» JOB
Select the lines of the records containing the word "piano" and list them.

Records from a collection
┄┄┄┄┄┄┄┄┄┄┄┄┄┄┄┄┄┄┄┄

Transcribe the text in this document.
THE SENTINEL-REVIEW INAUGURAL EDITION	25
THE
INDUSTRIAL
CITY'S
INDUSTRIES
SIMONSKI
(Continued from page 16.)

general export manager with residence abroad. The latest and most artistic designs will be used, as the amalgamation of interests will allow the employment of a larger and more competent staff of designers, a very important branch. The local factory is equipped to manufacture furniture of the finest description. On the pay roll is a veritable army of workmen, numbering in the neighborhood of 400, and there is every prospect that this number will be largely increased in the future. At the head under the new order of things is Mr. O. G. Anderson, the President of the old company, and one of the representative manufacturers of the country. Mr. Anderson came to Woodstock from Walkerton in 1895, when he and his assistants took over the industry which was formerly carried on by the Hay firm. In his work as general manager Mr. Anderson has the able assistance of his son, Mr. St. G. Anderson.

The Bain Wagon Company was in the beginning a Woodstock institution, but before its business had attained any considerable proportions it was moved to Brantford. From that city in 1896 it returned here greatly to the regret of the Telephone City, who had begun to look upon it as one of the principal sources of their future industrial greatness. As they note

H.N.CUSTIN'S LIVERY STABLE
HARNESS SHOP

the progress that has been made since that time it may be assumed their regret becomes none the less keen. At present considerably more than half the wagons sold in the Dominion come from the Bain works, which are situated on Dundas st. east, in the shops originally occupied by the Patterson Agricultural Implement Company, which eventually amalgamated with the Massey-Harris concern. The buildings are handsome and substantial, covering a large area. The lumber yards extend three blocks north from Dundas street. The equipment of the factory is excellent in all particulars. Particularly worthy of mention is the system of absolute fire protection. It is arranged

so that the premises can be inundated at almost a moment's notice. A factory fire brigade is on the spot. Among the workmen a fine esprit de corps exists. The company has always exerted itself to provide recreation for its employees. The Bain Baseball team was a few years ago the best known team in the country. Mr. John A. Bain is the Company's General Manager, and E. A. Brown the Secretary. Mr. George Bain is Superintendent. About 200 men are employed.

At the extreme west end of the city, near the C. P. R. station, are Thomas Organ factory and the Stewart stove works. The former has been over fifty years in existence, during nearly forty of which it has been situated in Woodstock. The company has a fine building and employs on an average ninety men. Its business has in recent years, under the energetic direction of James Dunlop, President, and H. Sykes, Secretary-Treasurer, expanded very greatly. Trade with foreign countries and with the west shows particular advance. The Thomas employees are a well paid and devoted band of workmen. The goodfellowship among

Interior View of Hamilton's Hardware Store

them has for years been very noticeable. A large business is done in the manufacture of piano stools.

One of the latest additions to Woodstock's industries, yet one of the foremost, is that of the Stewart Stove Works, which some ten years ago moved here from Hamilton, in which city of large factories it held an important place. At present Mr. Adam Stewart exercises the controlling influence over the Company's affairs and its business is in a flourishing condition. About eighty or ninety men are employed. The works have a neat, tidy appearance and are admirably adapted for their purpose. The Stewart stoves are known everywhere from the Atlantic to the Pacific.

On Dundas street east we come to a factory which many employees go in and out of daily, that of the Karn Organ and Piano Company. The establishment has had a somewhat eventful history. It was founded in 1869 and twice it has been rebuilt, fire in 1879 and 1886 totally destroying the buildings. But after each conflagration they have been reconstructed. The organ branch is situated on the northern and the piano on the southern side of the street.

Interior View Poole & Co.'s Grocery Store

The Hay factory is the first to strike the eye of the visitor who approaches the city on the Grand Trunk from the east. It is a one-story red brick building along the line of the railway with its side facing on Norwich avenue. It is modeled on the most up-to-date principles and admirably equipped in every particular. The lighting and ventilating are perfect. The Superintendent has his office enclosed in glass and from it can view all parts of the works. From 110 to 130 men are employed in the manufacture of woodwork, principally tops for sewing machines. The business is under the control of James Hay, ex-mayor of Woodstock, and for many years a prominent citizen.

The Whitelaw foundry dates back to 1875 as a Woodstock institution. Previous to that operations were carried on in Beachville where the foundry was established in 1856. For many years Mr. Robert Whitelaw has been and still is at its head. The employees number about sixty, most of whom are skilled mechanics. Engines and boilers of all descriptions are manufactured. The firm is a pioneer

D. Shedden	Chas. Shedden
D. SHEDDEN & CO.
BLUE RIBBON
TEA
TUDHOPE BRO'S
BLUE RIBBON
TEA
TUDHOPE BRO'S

┄┄┄┄┄┄┄┄┄┄┄┄┄┄┄┄┄┄┄┄

» OUTPUT FOR THIS TASK
them has for years been very noticeable. A large business is done in the manufacture of piano stools.
On Dundas street east we come to a factory which many employees go in and out of daily, that of the Karn Organ and Piano Company. The establishment has had a somewhat eventful history. It was founded in 1869 and twice it has been rebuilt, fire in 1879 and 1886 totally destroying the buildings. But after each conflagration they have been reconstructed. The organ branch is situated on the northern and the piano on the southern side of the street.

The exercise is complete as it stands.